- **YOUR GOAL**:
Spot each line that carries the word "MIRROR"; copy those lines.

(Dataset items)
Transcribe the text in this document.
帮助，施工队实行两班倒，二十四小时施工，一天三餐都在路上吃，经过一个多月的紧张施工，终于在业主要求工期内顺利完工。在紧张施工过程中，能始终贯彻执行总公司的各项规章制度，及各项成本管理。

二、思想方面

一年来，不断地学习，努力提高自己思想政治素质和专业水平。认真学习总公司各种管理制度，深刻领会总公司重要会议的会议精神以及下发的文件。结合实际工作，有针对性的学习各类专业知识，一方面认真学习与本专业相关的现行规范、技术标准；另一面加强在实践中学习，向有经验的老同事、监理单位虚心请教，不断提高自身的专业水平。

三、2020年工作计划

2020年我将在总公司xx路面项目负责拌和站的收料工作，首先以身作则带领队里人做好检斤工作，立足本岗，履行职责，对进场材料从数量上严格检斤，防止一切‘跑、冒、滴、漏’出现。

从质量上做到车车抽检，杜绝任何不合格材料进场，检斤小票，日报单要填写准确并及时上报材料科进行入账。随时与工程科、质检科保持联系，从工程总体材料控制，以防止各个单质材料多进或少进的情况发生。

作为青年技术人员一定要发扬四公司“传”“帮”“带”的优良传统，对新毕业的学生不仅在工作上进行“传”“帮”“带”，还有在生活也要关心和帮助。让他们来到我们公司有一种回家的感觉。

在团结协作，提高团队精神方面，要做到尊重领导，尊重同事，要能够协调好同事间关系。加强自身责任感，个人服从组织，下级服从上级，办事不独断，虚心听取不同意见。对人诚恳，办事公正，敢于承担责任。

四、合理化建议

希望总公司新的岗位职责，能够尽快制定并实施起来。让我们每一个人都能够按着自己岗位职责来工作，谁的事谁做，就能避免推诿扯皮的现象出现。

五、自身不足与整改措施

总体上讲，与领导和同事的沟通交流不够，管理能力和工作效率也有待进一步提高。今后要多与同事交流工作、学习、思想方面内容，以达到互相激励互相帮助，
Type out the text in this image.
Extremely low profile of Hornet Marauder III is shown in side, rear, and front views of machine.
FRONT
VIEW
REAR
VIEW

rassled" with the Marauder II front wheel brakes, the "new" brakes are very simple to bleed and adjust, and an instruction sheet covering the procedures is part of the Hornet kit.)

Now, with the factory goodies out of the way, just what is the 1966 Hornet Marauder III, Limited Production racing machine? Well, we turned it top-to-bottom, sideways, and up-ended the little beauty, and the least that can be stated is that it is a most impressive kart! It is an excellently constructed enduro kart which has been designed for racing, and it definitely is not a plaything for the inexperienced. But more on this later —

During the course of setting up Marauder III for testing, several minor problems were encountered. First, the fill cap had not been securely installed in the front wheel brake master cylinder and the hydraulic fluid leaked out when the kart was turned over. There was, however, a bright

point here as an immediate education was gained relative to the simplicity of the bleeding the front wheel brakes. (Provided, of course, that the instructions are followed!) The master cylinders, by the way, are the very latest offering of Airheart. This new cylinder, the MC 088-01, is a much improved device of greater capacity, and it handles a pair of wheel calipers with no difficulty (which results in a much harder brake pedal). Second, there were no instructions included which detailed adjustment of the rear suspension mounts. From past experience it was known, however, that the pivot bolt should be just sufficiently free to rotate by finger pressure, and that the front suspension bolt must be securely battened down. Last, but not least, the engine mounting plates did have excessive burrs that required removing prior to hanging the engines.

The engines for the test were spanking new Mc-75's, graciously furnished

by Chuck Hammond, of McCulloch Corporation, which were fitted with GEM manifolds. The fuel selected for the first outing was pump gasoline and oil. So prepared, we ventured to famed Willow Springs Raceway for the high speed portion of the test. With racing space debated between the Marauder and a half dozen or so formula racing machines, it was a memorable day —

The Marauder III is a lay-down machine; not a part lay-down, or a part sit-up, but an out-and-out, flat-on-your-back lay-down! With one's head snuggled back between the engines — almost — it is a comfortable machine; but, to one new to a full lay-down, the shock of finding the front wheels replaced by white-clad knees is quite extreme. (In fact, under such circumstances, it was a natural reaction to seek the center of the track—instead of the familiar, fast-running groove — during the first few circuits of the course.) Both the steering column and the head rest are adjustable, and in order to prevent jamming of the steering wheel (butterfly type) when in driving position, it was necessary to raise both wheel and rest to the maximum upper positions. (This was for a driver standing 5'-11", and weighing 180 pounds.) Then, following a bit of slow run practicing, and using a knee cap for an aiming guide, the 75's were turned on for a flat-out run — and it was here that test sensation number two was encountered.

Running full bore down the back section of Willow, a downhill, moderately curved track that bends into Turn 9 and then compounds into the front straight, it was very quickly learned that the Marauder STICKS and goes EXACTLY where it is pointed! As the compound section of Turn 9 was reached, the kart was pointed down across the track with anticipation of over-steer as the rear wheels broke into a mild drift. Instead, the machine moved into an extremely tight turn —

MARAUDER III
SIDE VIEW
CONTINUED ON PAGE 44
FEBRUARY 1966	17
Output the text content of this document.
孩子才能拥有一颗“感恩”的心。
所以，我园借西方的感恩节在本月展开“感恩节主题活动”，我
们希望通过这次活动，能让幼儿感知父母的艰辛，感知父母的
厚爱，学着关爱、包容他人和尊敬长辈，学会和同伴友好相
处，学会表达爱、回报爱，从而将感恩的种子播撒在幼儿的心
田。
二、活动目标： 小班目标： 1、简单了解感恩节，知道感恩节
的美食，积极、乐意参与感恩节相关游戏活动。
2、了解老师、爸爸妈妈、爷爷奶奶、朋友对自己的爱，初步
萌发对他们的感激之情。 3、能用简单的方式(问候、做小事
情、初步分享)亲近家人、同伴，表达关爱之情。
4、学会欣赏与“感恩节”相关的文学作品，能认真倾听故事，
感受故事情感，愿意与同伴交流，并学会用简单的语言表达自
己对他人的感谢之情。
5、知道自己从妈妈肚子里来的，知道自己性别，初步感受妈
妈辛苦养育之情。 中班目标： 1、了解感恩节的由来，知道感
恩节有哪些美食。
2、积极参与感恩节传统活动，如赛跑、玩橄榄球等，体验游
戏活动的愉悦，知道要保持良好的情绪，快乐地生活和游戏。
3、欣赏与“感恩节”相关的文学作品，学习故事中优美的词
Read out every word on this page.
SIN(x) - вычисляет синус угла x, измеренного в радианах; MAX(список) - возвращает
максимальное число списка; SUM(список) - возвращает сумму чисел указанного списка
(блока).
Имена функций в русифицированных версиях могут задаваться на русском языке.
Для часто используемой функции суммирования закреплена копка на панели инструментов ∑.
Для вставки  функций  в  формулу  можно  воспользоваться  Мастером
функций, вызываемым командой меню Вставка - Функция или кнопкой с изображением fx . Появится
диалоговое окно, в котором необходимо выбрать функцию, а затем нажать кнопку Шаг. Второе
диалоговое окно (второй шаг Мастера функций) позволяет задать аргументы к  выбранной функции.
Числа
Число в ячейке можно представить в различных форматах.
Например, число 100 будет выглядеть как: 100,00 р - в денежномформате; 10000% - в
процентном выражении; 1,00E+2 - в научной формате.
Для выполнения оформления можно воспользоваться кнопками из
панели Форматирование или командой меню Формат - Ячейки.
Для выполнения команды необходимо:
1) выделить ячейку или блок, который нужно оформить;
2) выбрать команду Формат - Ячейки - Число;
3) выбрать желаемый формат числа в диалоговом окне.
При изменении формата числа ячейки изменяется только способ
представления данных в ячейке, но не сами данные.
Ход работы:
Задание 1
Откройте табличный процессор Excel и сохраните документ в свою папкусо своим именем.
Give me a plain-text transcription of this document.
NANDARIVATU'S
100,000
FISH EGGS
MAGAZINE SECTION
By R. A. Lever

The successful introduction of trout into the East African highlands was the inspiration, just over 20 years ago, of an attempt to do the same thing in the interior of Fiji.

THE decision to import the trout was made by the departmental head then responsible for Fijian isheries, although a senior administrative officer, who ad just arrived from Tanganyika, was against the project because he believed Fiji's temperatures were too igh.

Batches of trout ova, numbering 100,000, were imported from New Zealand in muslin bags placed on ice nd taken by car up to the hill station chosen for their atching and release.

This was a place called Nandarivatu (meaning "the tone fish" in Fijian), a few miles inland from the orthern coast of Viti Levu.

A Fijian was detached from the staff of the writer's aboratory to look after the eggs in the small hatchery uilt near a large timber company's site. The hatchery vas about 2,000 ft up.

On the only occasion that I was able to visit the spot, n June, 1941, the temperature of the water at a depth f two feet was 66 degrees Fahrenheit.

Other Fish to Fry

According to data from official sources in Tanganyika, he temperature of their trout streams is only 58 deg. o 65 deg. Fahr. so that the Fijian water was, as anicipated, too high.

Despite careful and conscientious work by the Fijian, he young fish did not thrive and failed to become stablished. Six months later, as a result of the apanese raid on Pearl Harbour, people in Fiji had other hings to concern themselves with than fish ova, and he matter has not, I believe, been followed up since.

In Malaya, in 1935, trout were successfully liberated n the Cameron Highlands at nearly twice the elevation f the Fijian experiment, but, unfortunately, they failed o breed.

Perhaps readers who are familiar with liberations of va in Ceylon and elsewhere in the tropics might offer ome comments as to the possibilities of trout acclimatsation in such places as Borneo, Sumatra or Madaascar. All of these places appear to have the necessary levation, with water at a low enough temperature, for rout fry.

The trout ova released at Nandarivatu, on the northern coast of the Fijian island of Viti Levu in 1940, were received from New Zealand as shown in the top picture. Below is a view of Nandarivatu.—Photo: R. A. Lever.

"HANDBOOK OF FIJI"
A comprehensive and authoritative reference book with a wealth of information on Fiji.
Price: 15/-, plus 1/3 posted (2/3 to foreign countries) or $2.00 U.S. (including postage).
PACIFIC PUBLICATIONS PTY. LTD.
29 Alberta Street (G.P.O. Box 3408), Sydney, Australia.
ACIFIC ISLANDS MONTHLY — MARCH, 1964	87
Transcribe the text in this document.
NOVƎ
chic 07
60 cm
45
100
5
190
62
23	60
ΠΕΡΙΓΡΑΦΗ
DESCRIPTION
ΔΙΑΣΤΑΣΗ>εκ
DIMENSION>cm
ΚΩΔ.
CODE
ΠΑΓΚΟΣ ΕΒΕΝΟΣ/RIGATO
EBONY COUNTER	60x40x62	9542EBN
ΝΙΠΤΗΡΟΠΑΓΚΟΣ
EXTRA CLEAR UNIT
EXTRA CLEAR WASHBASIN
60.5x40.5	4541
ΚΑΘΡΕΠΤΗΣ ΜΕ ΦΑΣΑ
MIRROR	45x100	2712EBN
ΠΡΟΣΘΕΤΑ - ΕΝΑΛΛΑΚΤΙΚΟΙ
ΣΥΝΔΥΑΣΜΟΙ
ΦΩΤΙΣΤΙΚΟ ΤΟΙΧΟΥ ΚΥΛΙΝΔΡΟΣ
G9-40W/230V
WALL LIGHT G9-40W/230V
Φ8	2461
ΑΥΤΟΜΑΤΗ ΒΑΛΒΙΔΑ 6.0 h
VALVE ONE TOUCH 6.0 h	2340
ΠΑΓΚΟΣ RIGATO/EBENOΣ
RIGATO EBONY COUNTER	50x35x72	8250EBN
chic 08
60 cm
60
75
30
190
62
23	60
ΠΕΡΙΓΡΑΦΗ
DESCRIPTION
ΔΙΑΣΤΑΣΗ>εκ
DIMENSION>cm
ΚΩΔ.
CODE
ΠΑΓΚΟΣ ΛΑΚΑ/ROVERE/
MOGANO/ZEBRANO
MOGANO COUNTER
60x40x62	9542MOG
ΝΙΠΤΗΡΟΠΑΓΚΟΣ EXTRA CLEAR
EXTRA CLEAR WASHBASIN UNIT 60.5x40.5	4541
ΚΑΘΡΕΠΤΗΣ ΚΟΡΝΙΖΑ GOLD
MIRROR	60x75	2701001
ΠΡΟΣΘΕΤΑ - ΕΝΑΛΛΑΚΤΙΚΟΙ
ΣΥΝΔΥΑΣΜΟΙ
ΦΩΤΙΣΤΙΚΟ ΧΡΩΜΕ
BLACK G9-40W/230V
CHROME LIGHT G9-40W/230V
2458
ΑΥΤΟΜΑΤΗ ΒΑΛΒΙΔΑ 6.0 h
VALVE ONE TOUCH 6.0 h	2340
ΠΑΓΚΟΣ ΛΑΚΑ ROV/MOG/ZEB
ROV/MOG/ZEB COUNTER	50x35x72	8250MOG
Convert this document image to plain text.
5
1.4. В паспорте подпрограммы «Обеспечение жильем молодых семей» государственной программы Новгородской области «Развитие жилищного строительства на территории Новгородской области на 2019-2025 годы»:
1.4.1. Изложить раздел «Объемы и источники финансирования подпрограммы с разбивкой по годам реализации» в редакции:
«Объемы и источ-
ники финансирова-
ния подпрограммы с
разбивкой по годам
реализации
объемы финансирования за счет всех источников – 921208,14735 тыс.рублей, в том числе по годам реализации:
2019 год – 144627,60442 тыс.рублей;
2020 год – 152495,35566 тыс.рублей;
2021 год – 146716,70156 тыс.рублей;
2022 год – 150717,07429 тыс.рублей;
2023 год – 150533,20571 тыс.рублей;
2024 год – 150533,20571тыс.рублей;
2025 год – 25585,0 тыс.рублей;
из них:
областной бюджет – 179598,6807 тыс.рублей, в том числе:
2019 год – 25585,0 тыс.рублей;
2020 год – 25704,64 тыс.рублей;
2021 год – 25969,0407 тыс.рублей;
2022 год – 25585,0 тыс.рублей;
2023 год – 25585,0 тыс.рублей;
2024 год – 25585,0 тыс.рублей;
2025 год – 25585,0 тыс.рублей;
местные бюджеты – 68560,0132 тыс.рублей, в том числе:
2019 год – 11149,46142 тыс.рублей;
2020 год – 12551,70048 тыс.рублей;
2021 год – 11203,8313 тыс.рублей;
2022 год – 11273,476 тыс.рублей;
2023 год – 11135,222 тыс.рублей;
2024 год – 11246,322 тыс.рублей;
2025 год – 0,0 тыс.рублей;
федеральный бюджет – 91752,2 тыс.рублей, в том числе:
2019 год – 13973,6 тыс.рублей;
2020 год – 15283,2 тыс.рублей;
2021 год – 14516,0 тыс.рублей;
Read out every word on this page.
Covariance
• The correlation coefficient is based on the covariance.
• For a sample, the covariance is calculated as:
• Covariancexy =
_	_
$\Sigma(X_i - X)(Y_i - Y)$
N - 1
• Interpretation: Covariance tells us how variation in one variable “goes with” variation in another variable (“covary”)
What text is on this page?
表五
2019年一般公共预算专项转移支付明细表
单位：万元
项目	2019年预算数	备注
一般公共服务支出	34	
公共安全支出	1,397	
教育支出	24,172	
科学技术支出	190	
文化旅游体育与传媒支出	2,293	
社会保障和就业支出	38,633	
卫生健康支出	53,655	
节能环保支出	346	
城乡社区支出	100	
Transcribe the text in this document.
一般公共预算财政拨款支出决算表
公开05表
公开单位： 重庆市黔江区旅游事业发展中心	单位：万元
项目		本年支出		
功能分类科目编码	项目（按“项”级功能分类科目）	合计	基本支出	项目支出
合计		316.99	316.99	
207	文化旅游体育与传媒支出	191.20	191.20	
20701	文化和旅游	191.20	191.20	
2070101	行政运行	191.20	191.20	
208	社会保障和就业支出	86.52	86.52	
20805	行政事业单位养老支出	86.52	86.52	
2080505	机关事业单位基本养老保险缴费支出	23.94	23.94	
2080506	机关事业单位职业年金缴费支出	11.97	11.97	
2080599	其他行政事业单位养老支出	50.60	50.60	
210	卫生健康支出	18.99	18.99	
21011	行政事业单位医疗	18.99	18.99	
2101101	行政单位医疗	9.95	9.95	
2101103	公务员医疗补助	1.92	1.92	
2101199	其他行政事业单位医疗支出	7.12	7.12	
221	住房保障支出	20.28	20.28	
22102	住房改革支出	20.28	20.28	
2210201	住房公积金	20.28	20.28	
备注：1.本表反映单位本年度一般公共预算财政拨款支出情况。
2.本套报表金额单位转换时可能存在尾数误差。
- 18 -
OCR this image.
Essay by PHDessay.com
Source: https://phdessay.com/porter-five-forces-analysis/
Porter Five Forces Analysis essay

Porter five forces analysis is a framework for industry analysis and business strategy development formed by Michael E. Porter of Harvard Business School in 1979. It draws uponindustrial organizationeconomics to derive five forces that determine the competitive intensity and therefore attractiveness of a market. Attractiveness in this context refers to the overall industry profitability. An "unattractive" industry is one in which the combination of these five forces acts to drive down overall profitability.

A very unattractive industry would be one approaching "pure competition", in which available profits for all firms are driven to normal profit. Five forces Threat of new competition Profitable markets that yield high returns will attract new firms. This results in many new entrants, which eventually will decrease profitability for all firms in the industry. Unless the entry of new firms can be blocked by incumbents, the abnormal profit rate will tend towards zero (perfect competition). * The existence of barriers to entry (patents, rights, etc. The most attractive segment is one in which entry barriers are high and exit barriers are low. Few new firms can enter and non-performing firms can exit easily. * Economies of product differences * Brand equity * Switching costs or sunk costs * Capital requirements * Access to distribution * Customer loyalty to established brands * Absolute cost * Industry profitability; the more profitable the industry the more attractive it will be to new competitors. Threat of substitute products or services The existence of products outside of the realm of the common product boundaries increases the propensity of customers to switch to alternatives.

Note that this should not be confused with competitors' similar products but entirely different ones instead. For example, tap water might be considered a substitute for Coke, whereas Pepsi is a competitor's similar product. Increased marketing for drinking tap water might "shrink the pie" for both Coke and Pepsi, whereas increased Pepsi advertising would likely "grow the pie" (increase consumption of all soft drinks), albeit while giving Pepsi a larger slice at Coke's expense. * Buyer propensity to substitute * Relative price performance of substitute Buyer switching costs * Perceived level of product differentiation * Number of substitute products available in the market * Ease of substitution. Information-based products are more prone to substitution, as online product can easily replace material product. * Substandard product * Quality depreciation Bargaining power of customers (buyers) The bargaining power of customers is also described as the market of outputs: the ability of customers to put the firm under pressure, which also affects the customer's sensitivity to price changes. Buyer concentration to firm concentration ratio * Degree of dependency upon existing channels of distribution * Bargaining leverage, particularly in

- **TASK ANSWER**:
MIRROR	45x100	2712EBN
MIRROR	60x75	2701001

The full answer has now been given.